WORK TO DO
Reproduce each of the records below line for line, without changing any characters. Leave out the picture markers.

[Items from a data source]
┌────────

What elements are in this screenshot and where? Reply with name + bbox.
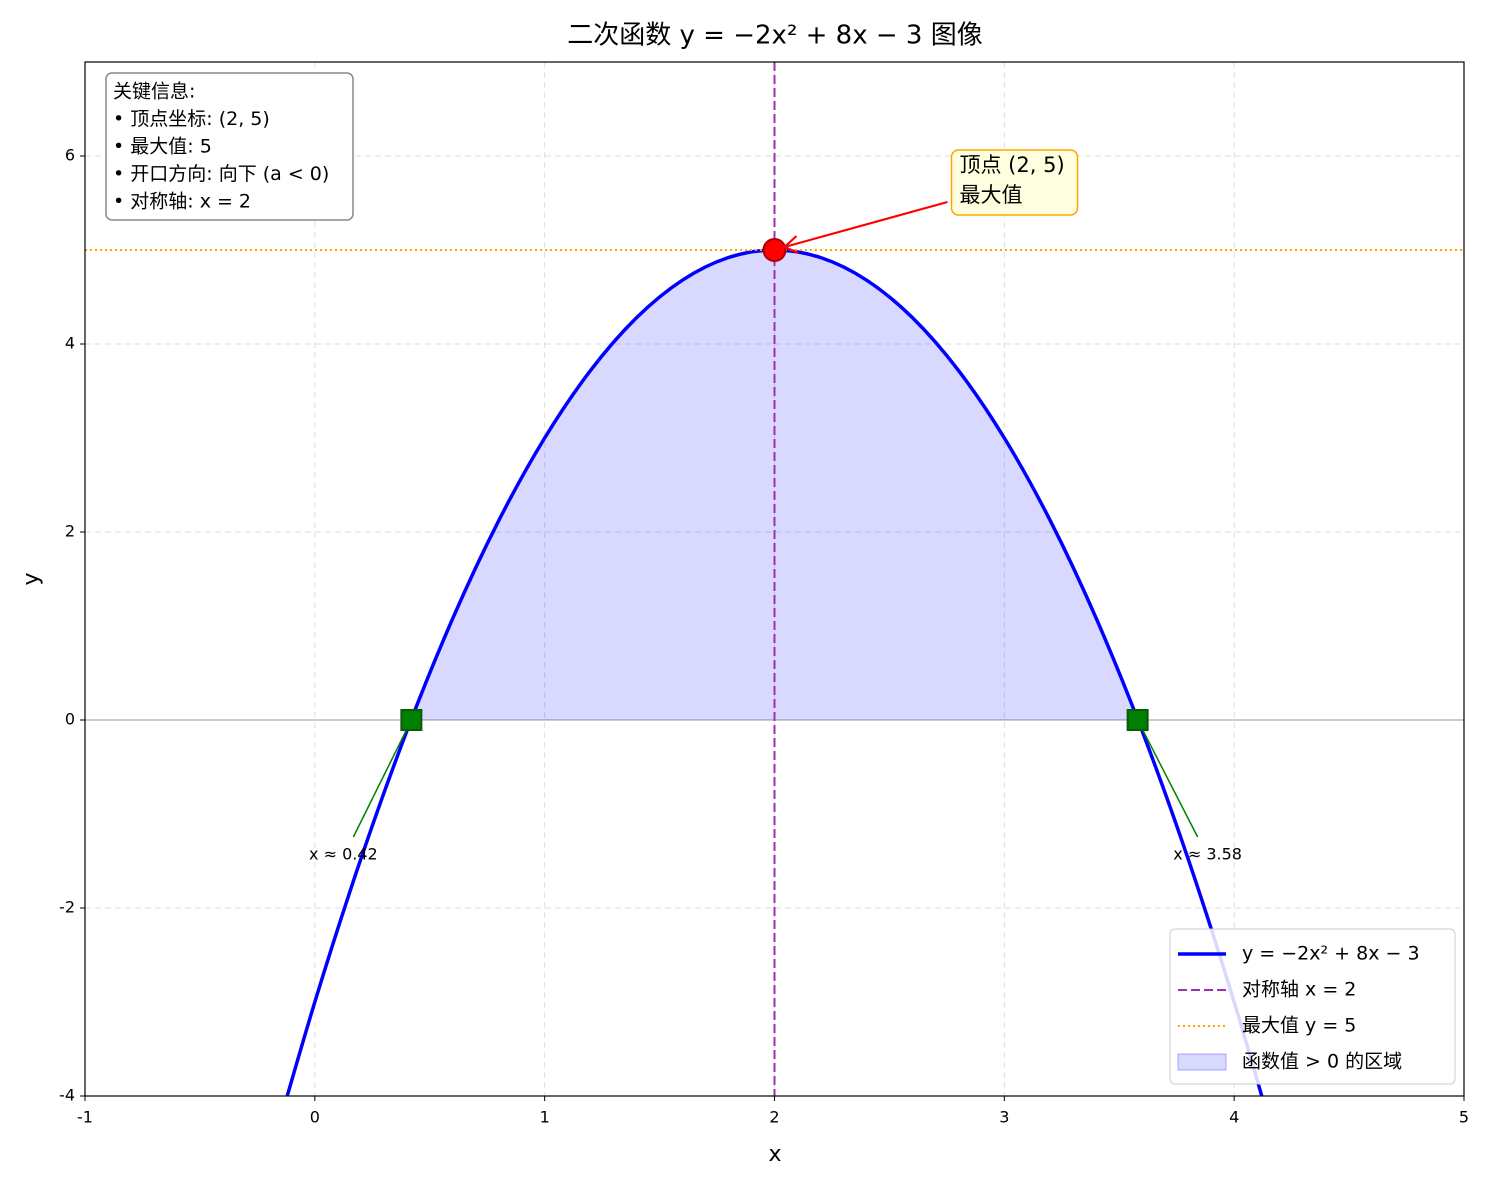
info-line: • 开口方向: 向下 (a < 0) [113,163,329,185]
vertex-note: 最大值 [960,183,1023,207]
vertex-arrowhead [783,235,799,255]
x-axis-label: x [768,1142,781,1167]
legend-label: y = −2x² + 8x − 3 [1242,943,1420,965]
info-line: 关键信息: [113,81,195,103]
y-tick-label: -4 [59,1086,75,1105]
x-tick-label: 5 [1459,1108,1469,1127]
vertex-marker [762,238,787,262]
root-marker [1126,709,1149,731]
y-tick-label: 6 [65,146,75,165]
vertex-arrow [784,200,948,249]
info-line: • 顶点坐标: (2, 5) [113,108,270,130]
y-tick-label: -2 [59,898,75,917]
root-marker [400,709,423,731]
root-label: x ≈ 3.58 [1173,845,1242,864]
y-tick-label: 4 [65,334,75,353]
root-pointer [1136,719,1199,838]
legend-box [1169,928,1456,1085]
x-tick-label: 1 [540,1108,550,1127]
y-tick-label: 0 [65,710,75,729]
chart-title: 二次函数 y = −2x² + 8x − 3 图像 [567,21,982,51]
y-axis-label: y [19,572,44,585]
vertex-note: 顶点 (2, 5) [960,153,1065,177]
x-tick-label: 4 [1229,1108,1239,1127]
y-tick-label: 2 [65,522,75,541]
vertex-note-box [950,149,1079,216]
info-line: • 最大值: 5 [113,136,212,158]
root-pointer [352,719,413,838]
x-tick-label: 0 [310,1108,320,1127]
x-tick-label: 3 [999,1108,1009,1127]
legend-label: 对称轴 x = 2 [1242,979,1356,1001]
info-box [105,72,354,221]
x-tick-label: 2 [769,1108,779,1127]
info-line: • 对称轴: x = 2 [113,191,251,213]
legend-label: 最大值 y = 5 [1242,1015,1356,1037]
legend-swatch [1177,1053,1227,1071]
legend-label: 函数值 > 0 的区域 [1242,1051,1402,1073]
root-label: x ≈ 0.42 [309,845,378,864]
x-tick-label: -1 [77,1108,93,1127]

└────────

TASK RESPONSE
What elements are in this screenshot and where? Reply with name + bbox.
info-line: • 开口方向: 向下 (a < 0) [113,163,329,185]
vertex-note: 最大值 [960,183,1023,207]
vertex-arrowhead [783,235,799,255]
x-axis-label: x [768,1142,781,1167]
legend-label: y = −2x² + 8x − 3 [1242,943,1420,965]
info-line: 关键信息: [113,81,195,103]
y-tick-label: -4 [59,1086,75,1105]
x-tick-label: 5 [1459,1108,1469,1127]
vertex-marker [762,238,787,262]
root-marker [1126,709,1149,731]
y-tick-label: 6 [65,146,75,165]
vertex-arrow [784,200,948,249]
info-line: • 顶点坐标: (2, 5) [113,108,270,130]
y-tick-label: -2 [59,898,75,917]
root-marker [400,709,423,731]
root-label: x ≈ 3.58 [1173,845,1242,864]
y-tick-label: 4 [65,334,75,353]
root-pointer [1136,719,1199,838]
legend-box [1169,928,1456,1085]
x-tick-label: 1 [540,1108,550,1127]
y-tick-label: 0 [65,710,75,729]
chart-title: 二次函数 y = −2x² + 8x − 3 图像 [567,21,982,51]
y-axis-label: y [19,572,44,585]
vertex-note: 顶点 (2, 5) [960,153,1065,177]
x-tick-label: 4 [1229,1108,1239,1127]
y-tick-label: 2 [65,522,75,541]
vertex-note-box [950,149,1079,216]
info-line: • 最大值: 5 [113,136,212,158]
root-pointer [352,719,413,838]
x-tick-label: 0 [310,1108,320,1127]
x-tick-label: 3 [999,1108,1009,1127]
legend-label: 对称轴 x = 2 [1242,979,1356,1001]
info-box [105,72,354,221]
x-tick-label: 2 [769,1108,779,1127]
info-line: • 对称轴: x = 2 [113,191,251,213]
legend-label: 最大值 y = 5 [1242,1015,1356,1037]
legend-swatch [1177,1053,1227,1071]
legend-label: 函数值 > 0 的区域 [1242,1051,1402,1073]
root-label: x ≈ 0.42 [309,845,378,864]
x-tick-label: -1 [77,1108,93,1127]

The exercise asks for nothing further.